• [SET EXERCISE] Pictures don't belong in the copy; print all the records exactly.

[Figure collection entries]
┌──

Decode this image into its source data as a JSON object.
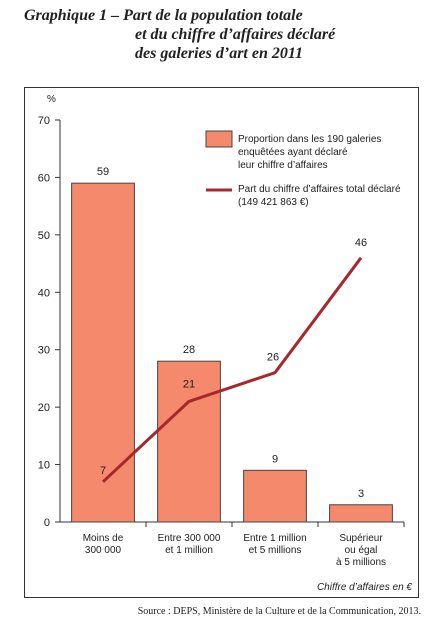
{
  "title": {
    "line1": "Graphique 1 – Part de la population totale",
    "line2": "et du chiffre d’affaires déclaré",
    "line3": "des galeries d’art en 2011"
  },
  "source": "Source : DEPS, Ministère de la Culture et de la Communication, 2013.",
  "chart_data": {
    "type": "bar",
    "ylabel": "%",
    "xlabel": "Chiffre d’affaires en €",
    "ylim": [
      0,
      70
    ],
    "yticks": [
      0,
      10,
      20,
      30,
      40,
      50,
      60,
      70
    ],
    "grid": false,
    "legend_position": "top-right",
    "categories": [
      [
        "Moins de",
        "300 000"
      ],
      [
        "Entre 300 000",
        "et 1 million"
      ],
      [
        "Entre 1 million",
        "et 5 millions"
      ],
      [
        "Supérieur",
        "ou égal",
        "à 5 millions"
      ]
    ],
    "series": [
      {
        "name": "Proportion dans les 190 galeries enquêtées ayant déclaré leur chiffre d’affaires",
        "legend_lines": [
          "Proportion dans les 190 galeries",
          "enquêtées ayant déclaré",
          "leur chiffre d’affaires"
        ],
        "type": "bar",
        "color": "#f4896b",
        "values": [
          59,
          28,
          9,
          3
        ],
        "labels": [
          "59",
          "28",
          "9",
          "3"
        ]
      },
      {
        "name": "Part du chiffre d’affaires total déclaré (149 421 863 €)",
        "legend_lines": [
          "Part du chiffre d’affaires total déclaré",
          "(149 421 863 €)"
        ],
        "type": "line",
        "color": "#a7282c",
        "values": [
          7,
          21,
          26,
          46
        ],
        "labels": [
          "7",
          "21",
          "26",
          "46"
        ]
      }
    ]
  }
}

└──

• [ANSWER TO THE TASK]
Decode this image into its source data as a JSON object.
{
  "title": {
    "line1": "Graphique 1 – Part de la population totale",
    "line2": "et du chiffre d’affaires déclaré",
    "line3": "des galeries d’art en 2011"
  },
  "source": "Source : DEPS, Ministère de la Culture et de la Communication, 2013.",
  "chart_data": {
    "type": "bar",
    "ylabel": "%",
    "xlabel": "Chiffre d’affaires en €",
    "ylim": [
      0,
      70
    ],
    "yticks": [
      0,
      10,
      20,
      30,
      40,
      50,
      60,
      70
    ],
    "grid": false,
    "legend_position": "top-right",
    "categories": [
      [
        "Moins de",
        "300 000"
      ],
      [
        "Entre 300 000",
        "et 1 million"
      ],
      [
        "Entre 1 million",
        "et 5 millions"
      ],
      [
        "Supérieur",
        "ou égal",
        "à 5 millions"
      ]
    ],
    "series": [
      {
        "name": "Proportion dans les 190 galeries enquêtées ayant déclaré leur chiffre d’affaires",
        "legend_lines": [
          "Proportion dans les 190 galeries",
          "enquêtées ayant déclaré",
          "leur chiffre d’affaires"
        ],
        "type": "bar",
        "color": "#f4896b",
        "values": [
          59,
          28,
          9,
          3
        ],
        "labels": [
          "59",
          "28",
          "9",
          "3"
        ]
      },
      {
        "name": "Part du chiffre d’affaires total déclaré (149 421 863 €)",
        "legend_lines": [
          "Part du chiffre d’affaires total déclaré",
          "(149 421 863 €)"
        ],
        "type": "line",
        "color": "#a7282c",
        "values": [
          7,
          21,
          26,
          46
        ],
        "labels": [
          "7",
          "21",
          "26",
          "46"
        ]
      }
    ]
  }
}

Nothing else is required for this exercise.